## Your goal:
Find every row below that contains the string "interactable", matching case exactly, and copy each of those rows in full.

[Spatial layout data]
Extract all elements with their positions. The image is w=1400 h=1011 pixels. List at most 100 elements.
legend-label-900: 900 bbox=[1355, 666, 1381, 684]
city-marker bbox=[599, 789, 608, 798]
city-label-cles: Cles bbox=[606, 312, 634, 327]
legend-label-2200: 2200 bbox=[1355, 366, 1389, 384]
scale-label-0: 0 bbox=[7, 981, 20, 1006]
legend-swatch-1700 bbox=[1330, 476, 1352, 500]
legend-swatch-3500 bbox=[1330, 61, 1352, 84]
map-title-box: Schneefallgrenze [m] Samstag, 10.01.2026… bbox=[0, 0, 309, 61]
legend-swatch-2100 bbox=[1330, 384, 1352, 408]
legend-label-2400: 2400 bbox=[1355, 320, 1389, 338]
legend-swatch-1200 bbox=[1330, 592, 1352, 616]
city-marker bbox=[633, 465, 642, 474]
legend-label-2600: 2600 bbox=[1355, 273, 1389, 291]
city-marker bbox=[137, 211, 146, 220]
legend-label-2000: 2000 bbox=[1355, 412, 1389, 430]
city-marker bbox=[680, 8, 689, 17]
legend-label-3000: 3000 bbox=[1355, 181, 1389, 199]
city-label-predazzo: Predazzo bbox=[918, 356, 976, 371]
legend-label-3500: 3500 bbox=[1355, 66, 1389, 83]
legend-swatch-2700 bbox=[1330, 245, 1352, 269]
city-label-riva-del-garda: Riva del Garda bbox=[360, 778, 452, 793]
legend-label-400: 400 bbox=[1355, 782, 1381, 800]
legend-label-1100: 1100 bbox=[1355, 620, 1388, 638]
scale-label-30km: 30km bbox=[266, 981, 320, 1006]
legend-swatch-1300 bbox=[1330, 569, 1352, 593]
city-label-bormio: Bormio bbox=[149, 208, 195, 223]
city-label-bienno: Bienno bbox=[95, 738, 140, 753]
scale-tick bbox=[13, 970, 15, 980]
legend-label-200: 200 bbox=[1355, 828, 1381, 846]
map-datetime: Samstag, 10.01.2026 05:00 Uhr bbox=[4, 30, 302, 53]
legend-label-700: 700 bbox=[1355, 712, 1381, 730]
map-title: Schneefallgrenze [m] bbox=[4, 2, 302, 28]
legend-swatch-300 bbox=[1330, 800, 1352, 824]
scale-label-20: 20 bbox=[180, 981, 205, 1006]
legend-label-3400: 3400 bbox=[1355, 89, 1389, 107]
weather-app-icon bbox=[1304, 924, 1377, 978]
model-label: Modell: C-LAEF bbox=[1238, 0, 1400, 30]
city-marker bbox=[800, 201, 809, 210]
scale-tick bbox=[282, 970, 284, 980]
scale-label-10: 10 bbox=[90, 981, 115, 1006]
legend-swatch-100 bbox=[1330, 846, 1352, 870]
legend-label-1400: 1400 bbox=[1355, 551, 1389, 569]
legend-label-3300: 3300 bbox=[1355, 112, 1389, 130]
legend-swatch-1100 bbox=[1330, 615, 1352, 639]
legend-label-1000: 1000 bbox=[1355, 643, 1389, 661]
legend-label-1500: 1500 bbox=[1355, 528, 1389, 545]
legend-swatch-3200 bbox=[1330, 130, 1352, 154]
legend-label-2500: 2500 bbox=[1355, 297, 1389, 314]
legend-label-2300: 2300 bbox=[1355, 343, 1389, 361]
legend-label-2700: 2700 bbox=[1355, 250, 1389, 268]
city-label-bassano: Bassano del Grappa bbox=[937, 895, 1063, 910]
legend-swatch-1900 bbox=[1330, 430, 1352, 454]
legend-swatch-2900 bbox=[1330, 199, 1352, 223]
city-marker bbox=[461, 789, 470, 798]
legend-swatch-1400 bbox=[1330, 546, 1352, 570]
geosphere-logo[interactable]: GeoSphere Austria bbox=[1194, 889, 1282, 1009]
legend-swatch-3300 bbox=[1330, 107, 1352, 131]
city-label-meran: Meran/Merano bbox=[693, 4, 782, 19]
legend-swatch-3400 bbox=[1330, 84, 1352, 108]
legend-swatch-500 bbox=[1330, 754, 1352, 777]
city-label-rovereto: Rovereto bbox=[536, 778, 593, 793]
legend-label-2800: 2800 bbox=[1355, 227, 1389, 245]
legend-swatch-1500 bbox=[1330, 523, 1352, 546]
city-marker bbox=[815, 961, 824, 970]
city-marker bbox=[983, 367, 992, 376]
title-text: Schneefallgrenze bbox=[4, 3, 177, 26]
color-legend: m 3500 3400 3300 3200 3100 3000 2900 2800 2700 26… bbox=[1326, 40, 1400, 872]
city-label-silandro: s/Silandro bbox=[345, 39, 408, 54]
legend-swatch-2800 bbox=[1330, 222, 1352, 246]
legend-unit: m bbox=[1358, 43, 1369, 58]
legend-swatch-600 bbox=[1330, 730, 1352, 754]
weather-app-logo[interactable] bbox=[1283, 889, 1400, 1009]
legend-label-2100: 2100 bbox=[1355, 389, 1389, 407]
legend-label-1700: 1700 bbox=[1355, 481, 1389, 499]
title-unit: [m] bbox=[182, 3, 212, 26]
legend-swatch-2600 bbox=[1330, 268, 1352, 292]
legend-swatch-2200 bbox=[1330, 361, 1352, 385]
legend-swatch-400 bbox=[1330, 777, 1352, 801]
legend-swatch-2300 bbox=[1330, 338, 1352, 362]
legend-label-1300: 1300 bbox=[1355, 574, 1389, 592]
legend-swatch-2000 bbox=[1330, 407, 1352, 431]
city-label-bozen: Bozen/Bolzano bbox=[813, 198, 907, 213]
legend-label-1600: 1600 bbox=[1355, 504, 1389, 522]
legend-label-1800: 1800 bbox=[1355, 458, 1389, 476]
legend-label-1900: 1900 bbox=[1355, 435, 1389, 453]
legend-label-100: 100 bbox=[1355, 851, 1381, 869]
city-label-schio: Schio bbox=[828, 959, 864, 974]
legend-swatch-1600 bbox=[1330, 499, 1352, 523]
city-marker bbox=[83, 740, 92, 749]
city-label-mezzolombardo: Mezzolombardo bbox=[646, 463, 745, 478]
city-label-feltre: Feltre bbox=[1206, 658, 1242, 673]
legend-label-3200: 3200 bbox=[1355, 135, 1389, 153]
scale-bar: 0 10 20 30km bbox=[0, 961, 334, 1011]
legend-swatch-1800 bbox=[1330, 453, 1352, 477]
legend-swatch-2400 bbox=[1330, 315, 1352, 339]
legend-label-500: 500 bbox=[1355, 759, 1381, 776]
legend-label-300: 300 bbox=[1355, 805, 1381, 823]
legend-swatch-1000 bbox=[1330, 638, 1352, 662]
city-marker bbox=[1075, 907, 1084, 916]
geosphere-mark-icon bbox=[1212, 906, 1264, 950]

## Exercise solution:
geosphere-logo[interactable]: GeoSphere Austria bbox=[1194, 889, 1282, 1009]
weather-app-logo[interactable] bbox=[1283, 889, 1400, 1009]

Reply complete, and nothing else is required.